### TEXT SECTION:
Anna Apoian (19:36):
Are there people out there?
Laura Thompson (19:38):
Anna Apoian (19:39):
I can’t see anybody. I don’t like not seeing people.
Laura Thompson (19:43):
Anna Apoian (19:45):
Okay. Now I want you to take a minute and I want you to think of a few new lunch ideas that you could use next year and type those into the chat.
Laura Thompson (19:57):
Now we’re starting to get some more chat coming through.
Anna Apoian (19:59):
Okay, okay. So the point being when a leader creates that frame, we need to be more, a little bit more specific. So that allows for creativity. So that’s my point for the leaders. Next slide.
Laura Thompson (20:15):
It’s interesting seeing too like the variety of the creative ideas. As soon as you put that framework in, they start favorite salads grab and go power packs, smoothie bowls, me tuna salad, Friday team lunch, coffee bar cook for a day roasted salmon with raspberry glaze. I want some of that one build your own pizza, Mexico taco bar. I mean, there are so many ideas that are coming through. Once you started putting a little bit of framework around that question of creativity
Anna Apoian (20:42):
And it’d be great if we could have those, I saw muffin tin and I saw a few others like, huh? That’s interesting. Yeah. I could expound on that sausage and gravy biscuit – yum. Okay. So management behavior in that book, I read by Hertz. They talk about management behavior that is favored by employees. Again, I’m not gonna read every single bullet, but the leader; they do set the vision. So as an employee, we want our leaders to set the vision. So we know where to head and of course, we always want a boss who has the skills to be in the position that they are in. And we want them to coach us and we want them to be concerned about us and, and to help in our growth. Next slide. Oh, there’s a poll.
Laura Thompson (21:32):
There’s a poll here.
Anna Apoian (21:33):
Oh, I like this one. Are you currently pleased with your manager or boss’s performance? That’s an easy one. Oh, I can’t do it. That’s not fair.
Laura Thompson (21:49):
And this one’s an interesting one too, cause I know, I forget if it was on this slide or another one, but the emotional intelligence of a boss can be so vital in how that relationship works and how the boundaries are and how the framework is. And I think that emotional intelligence is not always an easy thing to learn, but it can definitely be developed. And so both with leadership and followership, if we can all work on emotional intelligence that will help us in whatever role we need to do at that time during the day or when, in whatever job we’re in.

Dataset excerpts
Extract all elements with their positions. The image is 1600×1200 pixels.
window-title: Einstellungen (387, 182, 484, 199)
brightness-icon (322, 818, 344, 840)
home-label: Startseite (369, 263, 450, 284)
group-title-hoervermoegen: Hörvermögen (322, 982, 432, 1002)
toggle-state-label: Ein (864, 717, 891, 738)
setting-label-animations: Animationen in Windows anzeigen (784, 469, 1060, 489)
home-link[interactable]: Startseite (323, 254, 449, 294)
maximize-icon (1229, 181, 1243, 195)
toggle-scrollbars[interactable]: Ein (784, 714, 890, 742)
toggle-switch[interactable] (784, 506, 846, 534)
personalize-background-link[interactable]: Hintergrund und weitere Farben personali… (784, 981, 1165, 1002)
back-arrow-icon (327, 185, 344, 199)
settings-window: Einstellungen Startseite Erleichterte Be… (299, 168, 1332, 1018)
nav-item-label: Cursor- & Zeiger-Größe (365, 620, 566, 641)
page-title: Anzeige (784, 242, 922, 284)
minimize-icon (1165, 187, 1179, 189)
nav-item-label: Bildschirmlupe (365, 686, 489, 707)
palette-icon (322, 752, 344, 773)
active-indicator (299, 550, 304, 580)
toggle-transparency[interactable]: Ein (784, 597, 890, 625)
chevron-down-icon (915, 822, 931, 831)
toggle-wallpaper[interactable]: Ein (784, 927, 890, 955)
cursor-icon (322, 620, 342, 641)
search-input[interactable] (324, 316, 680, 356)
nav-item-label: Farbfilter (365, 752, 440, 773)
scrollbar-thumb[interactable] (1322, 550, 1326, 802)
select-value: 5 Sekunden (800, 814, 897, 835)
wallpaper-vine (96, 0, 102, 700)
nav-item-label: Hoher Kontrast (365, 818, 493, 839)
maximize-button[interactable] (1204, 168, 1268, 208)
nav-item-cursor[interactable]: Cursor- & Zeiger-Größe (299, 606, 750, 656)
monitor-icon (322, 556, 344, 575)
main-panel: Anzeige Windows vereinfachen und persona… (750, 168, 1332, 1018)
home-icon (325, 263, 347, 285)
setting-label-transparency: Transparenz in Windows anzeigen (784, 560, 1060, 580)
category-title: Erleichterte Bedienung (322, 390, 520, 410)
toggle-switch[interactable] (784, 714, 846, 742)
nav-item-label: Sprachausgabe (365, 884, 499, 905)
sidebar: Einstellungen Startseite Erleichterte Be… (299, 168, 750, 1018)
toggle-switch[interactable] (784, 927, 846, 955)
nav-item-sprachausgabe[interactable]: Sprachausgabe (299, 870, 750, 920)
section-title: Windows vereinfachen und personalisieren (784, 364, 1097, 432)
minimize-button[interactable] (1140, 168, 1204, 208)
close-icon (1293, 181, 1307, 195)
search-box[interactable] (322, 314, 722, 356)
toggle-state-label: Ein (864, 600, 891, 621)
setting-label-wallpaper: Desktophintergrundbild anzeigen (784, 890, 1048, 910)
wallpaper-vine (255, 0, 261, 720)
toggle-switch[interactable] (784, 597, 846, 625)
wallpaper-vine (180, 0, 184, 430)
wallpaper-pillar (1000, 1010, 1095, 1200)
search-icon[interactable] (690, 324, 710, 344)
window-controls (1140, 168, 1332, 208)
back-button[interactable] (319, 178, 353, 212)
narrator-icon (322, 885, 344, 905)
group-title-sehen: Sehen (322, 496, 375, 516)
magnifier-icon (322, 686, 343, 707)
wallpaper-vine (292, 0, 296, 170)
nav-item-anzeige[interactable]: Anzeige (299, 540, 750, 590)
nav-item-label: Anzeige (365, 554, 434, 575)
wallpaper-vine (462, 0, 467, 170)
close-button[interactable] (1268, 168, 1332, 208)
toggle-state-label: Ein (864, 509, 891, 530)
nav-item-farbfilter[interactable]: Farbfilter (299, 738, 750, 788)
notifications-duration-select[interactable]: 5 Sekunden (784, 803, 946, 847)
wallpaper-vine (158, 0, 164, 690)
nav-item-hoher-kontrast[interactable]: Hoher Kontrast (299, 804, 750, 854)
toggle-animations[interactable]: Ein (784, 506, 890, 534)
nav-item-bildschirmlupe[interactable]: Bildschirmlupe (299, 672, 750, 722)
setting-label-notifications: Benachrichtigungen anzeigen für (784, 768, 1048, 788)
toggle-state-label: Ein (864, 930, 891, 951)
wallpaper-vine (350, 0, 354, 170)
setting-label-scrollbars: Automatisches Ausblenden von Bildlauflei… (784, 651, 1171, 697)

### TO DO:
A. In the transcript, what does Anna Apoian say employees want their leaders to set?
B. Continue the webinar transcript from where it stops.

### EXERCISE ANSWERS:
A. The vision.

B.
Anna Apoian (22:19):
Laura Thompson (22:21):
Okay. So we’re still getting a few more responses coming through and I’m gonna share this poll now.
Anna Apoian (22:33):
Okay. Ah, that’s nice.
Laura Thompson (22:35):
It’s a pretty good ratio.
Anna Apoian (22:36):
Yeah. I’m happy with that. That’s good. And for the ones who are not- I hope that’s a issue with the leader and maybe they’re maybe they’re getting ready to retire. If not, you’ve got some work to do because they’re not going away. So we have to learn to adjust to our boss. You know, do you mind if we go backwards?
Laura Thompson (22:56):
Anna Apoian (22:57):
To slide 11.
Laura Thompson (23:02):
Okay. There we go.
Anna Apoian (23:04):
Oh, okay. I’m missing the picture on it. Okay. I had put a picture on here of two of the ladies I used to work with at Hawthorne School District, Gina and Maria. And I had went over to see them during the pandemic and I just missed them so much. But when I was there, they were on the team on the front lines and after I had left, they had managed to move up to manager. So I had put that on that slide just to show again that when you’re a follower, you’re also preparing yourself to be in a position of authority or a leadership role. But I’m sorry, Gina and Maria. I wanted your beautiful picture there. Okay. But instead we have Annette and Eloisa and Socorro who are here at Norwalk La Mirada. And we’re gonna talk about whoever has the ball.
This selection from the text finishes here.